* INPUT FOR THIS TASK
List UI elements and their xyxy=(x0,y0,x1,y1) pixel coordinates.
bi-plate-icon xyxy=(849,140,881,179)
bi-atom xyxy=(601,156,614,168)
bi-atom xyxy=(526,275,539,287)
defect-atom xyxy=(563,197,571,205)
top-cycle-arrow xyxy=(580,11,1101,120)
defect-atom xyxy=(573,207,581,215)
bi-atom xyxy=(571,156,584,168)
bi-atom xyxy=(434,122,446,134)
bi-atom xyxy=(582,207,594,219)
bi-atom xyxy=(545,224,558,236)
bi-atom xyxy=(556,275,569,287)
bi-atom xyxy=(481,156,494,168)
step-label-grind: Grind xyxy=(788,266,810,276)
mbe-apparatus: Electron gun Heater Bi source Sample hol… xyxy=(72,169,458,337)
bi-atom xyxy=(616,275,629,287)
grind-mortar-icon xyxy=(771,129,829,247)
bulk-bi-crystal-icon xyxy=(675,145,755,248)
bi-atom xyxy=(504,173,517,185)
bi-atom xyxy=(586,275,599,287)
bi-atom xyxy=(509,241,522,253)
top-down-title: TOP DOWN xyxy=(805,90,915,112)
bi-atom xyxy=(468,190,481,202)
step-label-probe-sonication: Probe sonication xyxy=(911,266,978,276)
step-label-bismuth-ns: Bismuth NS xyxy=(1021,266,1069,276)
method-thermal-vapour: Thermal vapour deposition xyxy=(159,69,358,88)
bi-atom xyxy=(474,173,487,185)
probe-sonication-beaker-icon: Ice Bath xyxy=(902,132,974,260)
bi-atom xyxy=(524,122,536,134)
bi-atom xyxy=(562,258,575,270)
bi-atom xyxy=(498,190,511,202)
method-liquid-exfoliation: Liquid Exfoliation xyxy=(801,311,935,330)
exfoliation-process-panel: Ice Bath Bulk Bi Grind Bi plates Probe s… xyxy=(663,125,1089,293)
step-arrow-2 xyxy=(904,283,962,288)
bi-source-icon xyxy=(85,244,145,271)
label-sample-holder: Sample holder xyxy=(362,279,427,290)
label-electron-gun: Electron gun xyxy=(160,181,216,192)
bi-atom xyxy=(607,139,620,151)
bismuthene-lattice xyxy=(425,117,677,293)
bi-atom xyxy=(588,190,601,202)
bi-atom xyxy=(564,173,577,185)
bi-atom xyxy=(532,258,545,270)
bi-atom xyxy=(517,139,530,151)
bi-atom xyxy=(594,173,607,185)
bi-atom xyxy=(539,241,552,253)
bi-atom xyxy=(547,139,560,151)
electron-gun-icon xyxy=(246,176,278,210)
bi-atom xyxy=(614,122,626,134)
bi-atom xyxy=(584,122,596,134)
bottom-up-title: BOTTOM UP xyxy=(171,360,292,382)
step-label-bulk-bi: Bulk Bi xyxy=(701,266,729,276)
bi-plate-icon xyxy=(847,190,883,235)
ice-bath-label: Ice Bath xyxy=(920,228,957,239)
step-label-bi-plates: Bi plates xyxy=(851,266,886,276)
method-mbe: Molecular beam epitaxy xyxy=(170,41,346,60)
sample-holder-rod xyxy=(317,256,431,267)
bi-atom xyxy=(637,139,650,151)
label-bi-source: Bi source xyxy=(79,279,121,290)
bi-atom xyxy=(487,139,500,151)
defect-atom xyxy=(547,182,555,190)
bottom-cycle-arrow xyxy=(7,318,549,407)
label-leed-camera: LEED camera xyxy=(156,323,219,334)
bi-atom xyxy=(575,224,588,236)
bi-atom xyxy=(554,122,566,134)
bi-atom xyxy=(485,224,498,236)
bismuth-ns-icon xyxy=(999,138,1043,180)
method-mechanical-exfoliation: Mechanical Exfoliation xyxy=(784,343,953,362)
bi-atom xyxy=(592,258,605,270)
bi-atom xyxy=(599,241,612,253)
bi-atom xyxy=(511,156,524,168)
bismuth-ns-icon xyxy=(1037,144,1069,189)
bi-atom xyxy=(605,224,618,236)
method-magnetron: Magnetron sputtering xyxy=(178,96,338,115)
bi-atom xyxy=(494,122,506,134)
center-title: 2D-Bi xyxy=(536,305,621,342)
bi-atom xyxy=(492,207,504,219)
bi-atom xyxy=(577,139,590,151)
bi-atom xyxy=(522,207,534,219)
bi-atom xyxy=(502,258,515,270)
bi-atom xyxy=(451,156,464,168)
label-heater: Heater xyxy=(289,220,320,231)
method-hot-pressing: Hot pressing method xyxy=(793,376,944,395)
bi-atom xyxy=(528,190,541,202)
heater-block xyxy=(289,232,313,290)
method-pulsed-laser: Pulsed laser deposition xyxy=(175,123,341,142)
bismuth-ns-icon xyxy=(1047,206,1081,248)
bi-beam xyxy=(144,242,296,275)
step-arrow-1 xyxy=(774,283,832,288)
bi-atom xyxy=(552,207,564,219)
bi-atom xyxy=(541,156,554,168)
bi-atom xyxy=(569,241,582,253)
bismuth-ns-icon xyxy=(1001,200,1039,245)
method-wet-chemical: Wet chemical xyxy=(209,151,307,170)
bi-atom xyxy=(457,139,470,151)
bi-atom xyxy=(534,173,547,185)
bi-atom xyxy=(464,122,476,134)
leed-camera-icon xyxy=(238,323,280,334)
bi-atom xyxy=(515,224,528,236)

* SET TASK
Copy down, with no changes, the lines from the start of the entries through the line containing "top-cycle-arrow xyxy=(580,11,1101,120)".

* SOLUTION
List UI elements and their xyxy=(x0,y0,x1,y1) pixel coordinates.
bi-plate-icon xyxy=(849,140,881,179)
bi-atom xyxy=(601,156,614,168)
bi-atom xyxy=(526,275,539,287)
defect-atom xyxy=(563,197,571,205)
top-cycle-arrow xyxy=(580,11,1101,120)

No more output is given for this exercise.